═════ Extracted entries ═════

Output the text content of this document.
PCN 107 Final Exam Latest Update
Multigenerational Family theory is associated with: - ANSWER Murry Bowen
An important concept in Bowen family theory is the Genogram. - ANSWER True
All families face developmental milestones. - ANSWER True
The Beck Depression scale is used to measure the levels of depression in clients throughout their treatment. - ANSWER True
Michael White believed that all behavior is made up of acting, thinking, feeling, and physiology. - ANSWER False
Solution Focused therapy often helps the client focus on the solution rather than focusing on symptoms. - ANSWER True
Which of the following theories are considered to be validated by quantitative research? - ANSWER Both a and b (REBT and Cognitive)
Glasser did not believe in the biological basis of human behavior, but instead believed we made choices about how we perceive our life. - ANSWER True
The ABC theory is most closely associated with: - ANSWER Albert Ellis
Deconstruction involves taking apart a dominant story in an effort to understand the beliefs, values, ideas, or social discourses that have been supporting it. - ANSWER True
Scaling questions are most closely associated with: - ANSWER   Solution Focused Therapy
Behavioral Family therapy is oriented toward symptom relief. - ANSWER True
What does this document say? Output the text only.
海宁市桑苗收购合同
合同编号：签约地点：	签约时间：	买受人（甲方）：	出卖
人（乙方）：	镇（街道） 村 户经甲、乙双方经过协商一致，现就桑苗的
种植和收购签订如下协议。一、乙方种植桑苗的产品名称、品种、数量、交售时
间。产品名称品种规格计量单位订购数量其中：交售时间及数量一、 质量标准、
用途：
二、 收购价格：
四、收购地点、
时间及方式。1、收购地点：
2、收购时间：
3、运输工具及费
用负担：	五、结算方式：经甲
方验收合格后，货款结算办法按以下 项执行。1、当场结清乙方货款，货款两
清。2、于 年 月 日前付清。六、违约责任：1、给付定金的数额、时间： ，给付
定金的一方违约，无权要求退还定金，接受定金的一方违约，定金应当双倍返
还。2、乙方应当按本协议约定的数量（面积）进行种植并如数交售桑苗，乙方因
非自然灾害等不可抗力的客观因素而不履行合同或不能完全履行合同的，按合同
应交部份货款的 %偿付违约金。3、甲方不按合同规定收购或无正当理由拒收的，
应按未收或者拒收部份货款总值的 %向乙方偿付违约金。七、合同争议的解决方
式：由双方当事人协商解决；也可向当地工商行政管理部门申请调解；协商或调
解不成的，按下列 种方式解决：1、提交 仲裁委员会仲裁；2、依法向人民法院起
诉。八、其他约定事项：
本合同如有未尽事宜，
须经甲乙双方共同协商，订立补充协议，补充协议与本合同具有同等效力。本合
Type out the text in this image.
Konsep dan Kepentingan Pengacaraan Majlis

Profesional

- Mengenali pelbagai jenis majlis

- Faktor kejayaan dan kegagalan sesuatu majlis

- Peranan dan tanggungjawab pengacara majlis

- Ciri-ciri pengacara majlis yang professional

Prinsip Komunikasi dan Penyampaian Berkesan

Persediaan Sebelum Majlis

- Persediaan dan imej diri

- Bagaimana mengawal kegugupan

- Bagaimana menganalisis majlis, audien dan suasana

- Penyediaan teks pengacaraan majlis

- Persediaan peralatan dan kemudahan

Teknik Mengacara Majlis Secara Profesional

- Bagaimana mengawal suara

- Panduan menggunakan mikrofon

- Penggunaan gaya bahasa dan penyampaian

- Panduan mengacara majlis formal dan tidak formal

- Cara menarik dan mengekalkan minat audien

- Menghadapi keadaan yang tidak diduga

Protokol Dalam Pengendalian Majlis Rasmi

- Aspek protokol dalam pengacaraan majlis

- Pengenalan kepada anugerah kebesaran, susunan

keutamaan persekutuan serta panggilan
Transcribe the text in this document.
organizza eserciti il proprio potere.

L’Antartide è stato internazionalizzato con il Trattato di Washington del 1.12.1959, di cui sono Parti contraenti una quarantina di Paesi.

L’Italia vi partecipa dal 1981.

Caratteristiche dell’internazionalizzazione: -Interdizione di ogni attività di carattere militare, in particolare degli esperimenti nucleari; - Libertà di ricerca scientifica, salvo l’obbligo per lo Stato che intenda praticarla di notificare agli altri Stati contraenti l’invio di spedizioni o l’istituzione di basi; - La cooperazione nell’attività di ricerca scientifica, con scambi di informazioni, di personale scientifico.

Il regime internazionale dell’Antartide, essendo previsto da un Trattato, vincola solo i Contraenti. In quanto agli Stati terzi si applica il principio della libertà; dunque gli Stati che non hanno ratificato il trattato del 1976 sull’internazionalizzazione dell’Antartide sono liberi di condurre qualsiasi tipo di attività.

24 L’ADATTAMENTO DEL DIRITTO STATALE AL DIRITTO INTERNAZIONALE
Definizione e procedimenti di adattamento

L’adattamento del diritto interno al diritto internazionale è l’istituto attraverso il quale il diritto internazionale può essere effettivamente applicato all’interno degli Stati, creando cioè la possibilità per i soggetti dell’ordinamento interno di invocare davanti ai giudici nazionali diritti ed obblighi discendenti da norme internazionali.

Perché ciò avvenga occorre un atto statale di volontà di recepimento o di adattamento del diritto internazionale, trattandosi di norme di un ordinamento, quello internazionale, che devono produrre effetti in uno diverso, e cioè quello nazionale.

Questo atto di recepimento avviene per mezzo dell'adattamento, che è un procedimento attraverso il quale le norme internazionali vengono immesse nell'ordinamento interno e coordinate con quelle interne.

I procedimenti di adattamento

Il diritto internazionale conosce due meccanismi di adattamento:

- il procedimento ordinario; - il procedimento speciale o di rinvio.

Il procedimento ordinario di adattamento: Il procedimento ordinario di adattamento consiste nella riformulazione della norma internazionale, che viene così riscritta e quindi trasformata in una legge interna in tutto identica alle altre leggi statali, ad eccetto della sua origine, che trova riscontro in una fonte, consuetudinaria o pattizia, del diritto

═════

> _The task_
Every line above that contains the word "quale" should be reported.

> _Result_
L’adattamento del diritto interno al diritto internazionale è l’istituto attraverso il quale il diritto internazionale può essere effettivamente applicato all’interno degli Stati, creando cioè la possibilità per i soggetti dell’ordinamento interno di invocare davanti ai giudici nazionali diritti ed obblighi discendenti da norme internazionali.
Questo atto di recepimento avviene per mezzo dell'adattamento, che è un procedimento attraverso il quale le norme internazionali vengono immesse nell'ordinamento interno e coordinate con quelle interne.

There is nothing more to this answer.